#### [WHAT TO DO]
Skip the images and return the records below exactly.

#### [MATERIAL FOR THIS EXERCISE]
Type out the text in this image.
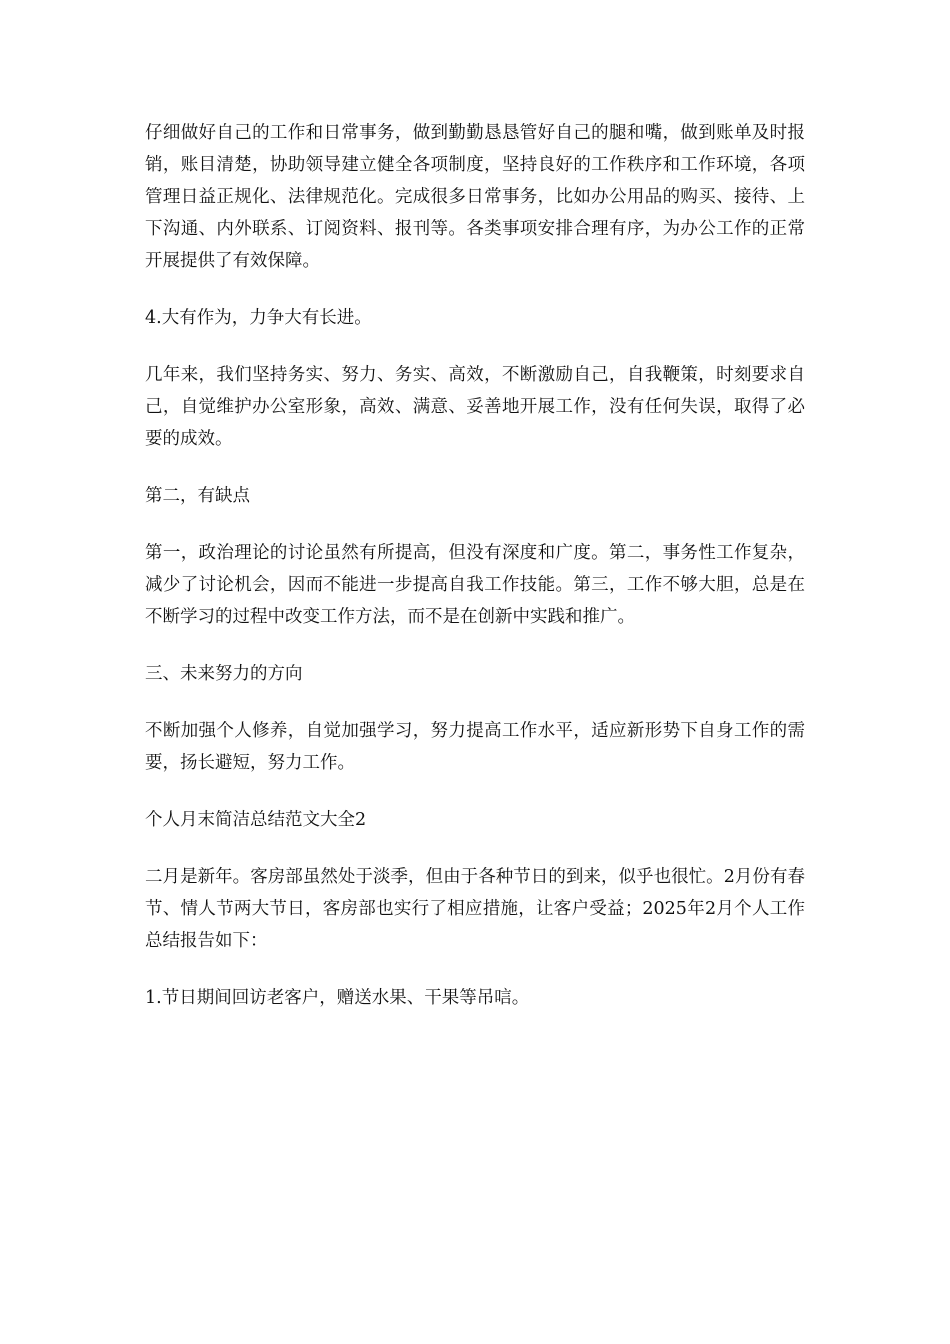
仔细做好自己的工作和日常事务，做到勤勤恳恳管好自己的腿和嘴，做到账单及时报销，账目清楚，协助领导建立健全各项制度，坚持良好的工作秩序和工作环境，各项管理日益正规化、法律规范化。完成很多日常事务，比如办公用品的购买、接待、上下沟通、内外联系、订阅资料、报刊等。各类事项安排合理有序，为办公工作的正常开展提供了有效保障。

4.大有作为，力争大有长进。

几年来，我们坚持务实、努力、务实、高效，不断激励自己，自我鞭策，时刻要求自己，自觉维护办公室形象，高效、满意、妥善地开展工作，没有任何失误，取得了必要的成效。

第二，有缺点

第一，政治理论的讨论虽然有所提高，但没有深度和广度。第二，事务性工作复杂，减少了讨论机会，因而不能进一步提高自我工作技能。第三，工作不够大胆，总是在不断学习的过程中改变工作方法，而不是在创新中实践和推广。

三、未来努力的方向

不断加强个人修养，自觉加强学习，努力提高工作水平，适应新形势下自身工作的需要，扬长避短，努力工作。

个人月末简洁总结范文大全2

二月是新年。客房部虽然处于淡季，但由于各种节日的到来，似乎也很忙。2月份有春节、情人节两大节日，客房部也实行了相应措施，让客户受益；2025年2月个人工作总结报告如下：

1.节日期间回访老客户，赠送水果、干果等吊唁。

#### [WRITTEN RESPONSE]
Type out the text in this image.
仔细做好自己的工作和日常事务，做到勤勤恳恳管好自己的腿和嘴，做到账单及时报销，账目清楚，协助领导建立健全各项制度，坚持良好的工作秩序和工作环境，各项管理日益正规化、法律规范化。完成很多日常事务，比如办公用品的购买、接待、上下沟通、内外联系、订阅资料、报刊等。各类事项安排合理有序，为办公工作的正常开展提供了有效保障。

4.大有作为，力争大有长进。

几年来，我们坚持务实、努力、务实、高效，不断激励自己，自我鞭策，时刻要求自己，自觉维护办公室形象，高效、满意、妥善地开展工作，没有任何失误，取得了必要的成效。

第二，有缺点

第一，政治理论的讨论虽然有所提高，但没有深度和广度。第二，事务性工作复杂，减少了讨论机会，因而不能进一步提高自我工作技能。第三，工作不够大胆，总是在不断学习的过程中改变工作方法，而不是在创新中实践和推广。

三、未来努力的方向

不断加强个人修养，自觉加强学习，努力提高工作水平，适应新形势下自身工作的需要，扬长避短，努力工作。

个人月末简洁总结范文大全2

二月是新年。客房部虽然处于淡季，但由于各种节日的到来，似乎也很忙。2月份有春节、情人节两大节日，客房部也实行了相应措施，让客户受益；2025年2月个人工作总结报告如下：

1.节日期间回访老客户，赠送水果、干果等吊唁。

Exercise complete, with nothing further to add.